Figure content listings:

..............................

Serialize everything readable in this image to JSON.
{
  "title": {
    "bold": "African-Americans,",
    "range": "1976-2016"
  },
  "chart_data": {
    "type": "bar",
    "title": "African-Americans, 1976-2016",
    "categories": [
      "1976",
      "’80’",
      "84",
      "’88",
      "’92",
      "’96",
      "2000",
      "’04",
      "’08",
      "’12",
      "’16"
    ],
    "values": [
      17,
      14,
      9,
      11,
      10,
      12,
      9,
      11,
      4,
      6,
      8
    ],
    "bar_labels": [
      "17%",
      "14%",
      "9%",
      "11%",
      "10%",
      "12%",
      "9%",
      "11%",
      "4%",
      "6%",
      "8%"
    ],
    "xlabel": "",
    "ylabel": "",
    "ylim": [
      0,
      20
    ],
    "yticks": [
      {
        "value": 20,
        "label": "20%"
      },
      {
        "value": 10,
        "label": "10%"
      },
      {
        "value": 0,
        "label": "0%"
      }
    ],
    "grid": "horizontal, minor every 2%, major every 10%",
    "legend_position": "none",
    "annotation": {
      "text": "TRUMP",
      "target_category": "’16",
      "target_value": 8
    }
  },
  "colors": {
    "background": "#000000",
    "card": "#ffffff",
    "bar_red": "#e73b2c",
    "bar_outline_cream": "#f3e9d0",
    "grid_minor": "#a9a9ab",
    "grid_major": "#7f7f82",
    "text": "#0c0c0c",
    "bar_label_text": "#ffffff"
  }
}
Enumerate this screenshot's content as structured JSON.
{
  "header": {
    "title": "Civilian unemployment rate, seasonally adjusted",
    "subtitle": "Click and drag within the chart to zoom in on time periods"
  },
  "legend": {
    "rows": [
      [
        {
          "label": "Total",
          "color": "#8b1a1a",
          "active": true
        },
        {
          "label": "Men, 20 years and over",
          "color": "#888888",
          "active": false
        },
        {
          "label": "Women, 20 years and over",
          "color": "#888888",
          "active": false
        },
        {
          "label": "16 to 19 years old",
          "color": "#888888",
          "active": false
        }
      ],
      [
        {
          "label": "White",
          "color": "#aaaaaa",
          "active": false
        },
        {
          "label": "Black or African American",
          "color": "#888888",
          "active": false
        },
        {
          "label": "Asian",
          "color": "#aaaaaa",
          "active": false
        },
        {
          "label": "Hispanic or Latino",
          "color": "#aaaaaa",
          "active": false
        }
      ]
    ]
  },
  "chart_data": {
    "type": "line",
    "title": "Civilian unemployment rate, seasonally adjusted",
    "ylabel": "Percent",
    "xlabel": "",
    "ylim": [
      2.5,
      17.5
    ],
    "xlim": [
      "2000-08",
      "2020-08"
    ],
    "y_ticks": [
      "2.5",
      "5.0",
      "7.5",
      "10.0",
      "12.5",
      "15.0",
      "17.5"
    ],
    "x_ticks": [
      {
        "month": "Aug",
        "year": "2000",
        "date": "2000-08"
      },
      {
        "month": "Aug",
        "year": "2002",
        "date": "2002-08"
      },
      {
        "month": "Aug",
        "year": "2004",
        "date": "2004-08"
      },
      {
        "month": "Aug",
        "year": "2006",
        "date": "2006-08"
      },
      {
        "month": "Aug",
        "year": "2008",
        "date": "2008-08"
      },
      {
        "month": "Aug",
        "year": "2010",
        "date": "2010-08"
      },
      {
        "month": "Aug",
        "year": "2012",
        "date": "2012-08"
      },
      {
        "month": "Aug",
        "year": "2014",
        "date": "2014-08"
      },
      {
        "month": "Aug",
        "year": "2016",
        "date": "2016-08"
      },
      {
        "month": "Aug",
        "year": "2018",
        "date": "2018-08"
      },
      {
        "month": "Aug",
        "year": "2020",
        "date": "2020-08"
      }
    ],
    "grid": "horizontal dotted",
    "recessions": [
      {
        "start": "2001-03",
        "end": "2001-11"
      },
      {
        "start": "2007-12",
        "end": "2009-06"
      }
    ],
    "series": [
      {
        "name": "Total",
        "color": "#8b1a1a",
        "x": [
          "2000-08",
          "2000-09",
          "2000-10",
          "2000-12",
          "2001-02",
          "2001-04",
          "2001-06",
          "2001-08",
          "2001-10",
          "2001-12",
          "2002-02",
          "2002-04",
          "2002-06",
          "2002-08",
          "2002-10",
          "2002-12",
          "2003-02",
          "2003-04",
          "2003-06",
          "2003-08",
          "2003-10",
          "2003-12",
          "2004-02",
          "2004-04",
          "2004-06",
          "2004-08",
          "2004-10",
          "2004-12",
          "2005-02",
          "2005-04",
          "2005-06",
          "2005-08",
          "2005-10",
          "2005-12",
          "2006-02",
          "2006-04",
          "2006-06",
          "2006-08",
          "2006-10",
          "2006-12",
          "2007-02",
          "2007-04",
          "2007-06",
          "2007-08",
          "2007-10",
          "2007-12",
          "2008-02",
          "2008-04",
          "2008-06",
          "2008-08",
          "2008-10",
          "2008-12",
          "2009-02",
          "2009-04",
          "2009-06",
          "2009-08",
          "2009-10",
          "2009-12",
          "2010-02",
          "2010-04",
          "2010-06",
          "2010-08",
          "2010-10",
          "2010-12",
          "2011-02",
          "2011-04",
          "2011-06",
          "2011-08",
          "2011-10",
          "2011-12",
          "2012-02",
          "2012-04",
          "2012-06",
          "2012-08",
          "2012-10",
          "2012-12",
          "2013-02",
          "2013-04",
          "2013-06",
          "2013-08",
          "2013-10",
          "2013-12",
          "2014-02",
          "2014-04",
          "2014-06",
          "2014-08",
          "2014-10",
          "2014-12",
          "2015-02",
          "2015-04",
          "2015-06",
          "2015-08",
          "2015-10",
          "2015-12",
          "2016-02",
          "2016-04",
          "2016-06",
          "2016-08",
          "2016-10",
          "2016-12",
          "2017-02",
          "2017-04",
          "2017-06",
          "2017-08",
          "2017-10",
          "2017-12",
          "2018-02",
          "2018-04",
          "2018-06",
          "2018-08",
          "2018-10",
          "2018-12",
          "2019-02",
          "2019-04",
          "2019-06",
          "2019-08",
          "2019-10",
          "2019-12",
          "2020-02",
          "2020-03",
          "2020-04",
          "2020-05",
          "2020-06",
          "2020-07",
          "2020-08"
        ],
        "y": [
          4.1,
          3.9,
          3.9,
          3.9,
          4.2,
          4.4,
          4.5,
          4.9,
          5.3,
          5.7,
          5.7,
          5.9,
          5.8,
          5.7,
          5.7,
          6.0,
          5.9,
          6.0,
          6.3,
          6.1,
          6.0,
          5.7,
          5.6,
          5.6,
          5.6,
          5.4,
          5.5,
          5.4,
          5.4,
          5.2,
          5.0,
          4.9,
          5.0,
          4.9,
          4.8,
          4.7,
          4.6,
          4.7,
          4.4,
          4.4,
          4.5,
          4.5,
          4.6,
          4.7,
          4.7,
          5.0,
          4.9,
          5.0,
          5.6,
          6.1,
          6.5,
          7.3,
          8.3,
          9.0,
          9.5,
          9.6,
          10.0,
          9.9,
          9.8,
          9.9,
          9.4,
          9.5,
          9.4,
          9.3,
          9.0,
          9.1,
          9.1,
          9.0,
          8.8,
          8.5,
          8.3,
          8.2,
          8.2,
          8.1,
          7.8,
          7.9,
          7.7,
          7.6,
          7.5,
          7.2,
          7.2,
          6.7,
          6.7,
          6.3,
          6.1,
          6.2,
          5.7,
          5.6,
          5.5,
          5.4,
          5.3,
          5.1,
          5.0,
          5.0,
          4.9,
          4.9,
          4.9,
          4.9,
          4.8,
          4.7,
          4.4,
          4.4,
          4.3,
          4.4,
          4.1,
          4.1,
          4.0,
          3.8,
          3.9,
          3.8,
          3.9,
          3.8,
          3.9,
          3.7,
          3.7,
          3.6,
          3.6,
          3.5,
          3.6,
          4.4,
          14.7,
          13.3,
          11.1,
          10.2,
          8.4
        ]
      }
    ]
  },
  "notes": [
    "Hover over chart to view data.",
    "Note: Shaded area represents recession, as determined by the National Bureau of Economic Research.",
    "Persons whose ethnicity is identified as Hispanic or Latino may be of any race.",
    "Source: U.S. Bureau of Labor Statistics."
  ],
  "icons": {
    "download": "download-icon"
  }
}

..............................

◆ **WHAT IS NEEDED**: Find each line that has the word "Bureau", then copy it out.

◆ **ANSWER**:
    "Note: Shaded area represents recession, as determined by the National Bureau of Economic Research.",
    "Source: U.S. Bureau of Labor Statistics."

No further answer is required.